*Stated exercise*. Pick out every line of the entries below where "content" occurs, and copy those lines.

*Supplied entries*.
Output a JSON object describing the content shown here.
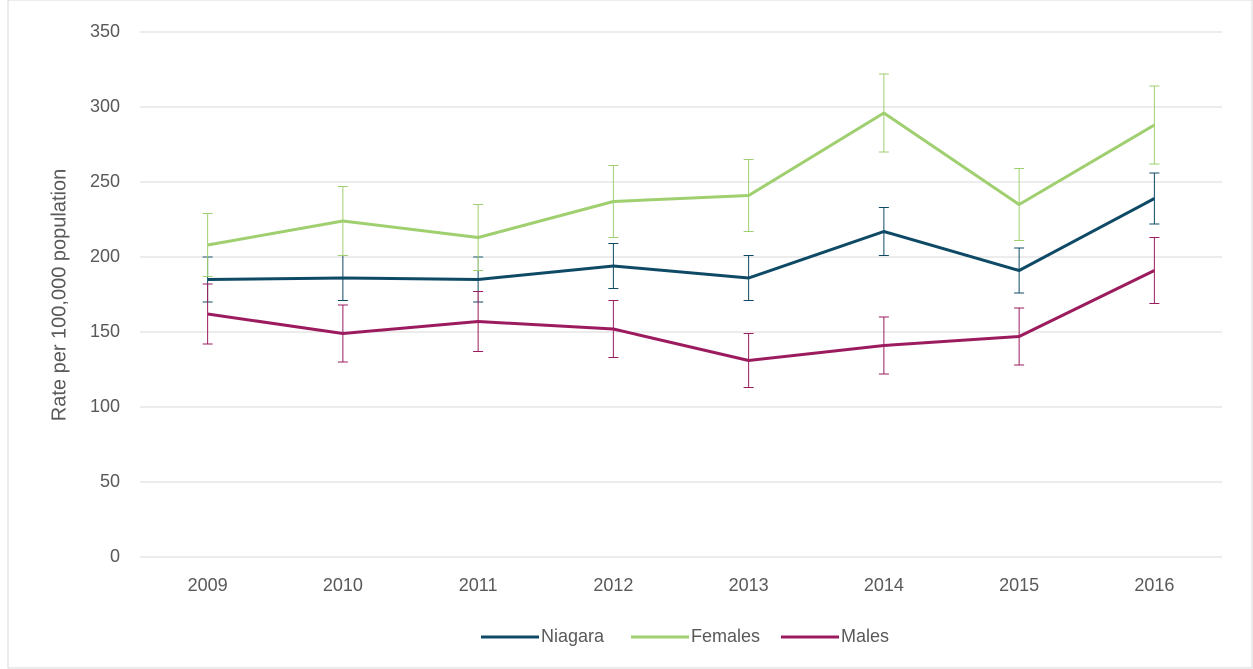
{
  "chart_data": {
    "type": "line",
    "y_label": "Rate per 100,000 population",
    "categories": [
      "2009",
      "2010",
      "2011",
      "2012",
      "2013",
      "2014",
      "2015",
      "2016"
    ],
    "series": [
      {
        "name": "Niagara",
        "color": "#0e4a66",
        "values": [
          185,
          186,
          185,
          194,
          186,
          217,
          191,
          239
        ],
        "errors": [
          15,
          15,
          15,
          15,
          15,
          16,
          15,
          17
        ]
      },
      {
        "name": "Females",
        "color": "#9fcf6f",
        "values": [
          208,
          224,
          213,
          237,
          241,
          296,
          235,
          288
        ],
        "errors": [
          21,
          23,
          22,
          24,
          24,
          26,
          24,
          26
        ]
      },
      {
        "name": "Males",
        "color": "#9b1b5e",
        "values": [
          162,
          149,
          157,
          152,
          131,
          141,
          147,
          191
        ],
        "errors": [
          20,
          19,
          20,
          19,
          18,
          19,
          19,
          22
        ]
      }
    ],
    "ylim": [
      0,
      350
    ],
    "yticks": [
      0,
      50,
      100,
      150,
      200,
      250,
      300,
      350
    ],
    "grid": true,
    "legend": "bottom"
  }
}
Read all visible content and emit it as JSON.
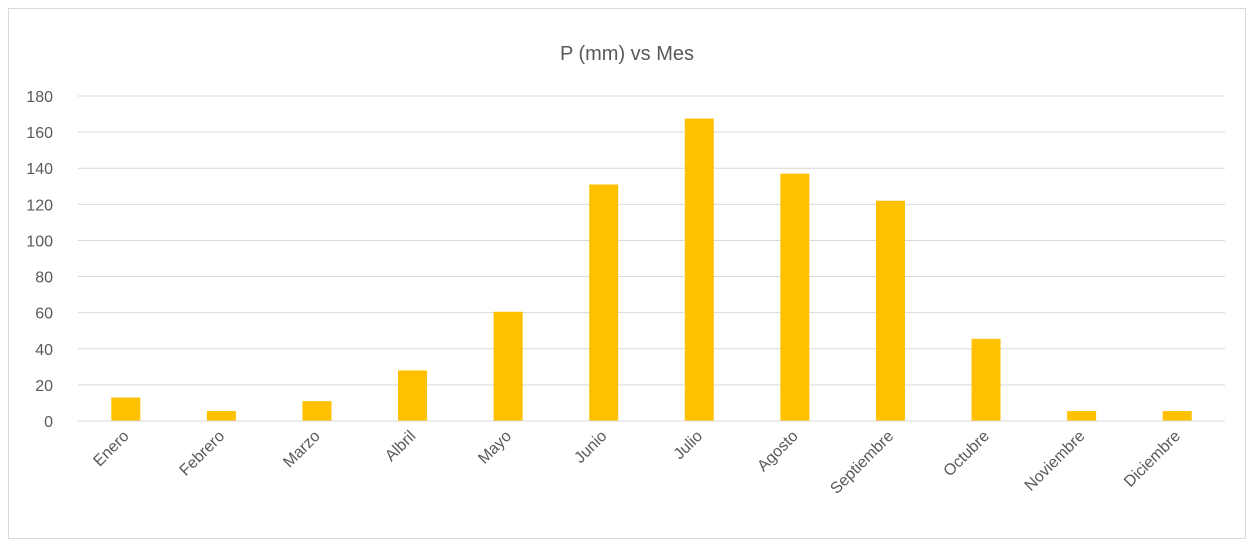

*Solution*.
Output a JSON object describing the content shown here.
Read all visible content and emit it as JSON.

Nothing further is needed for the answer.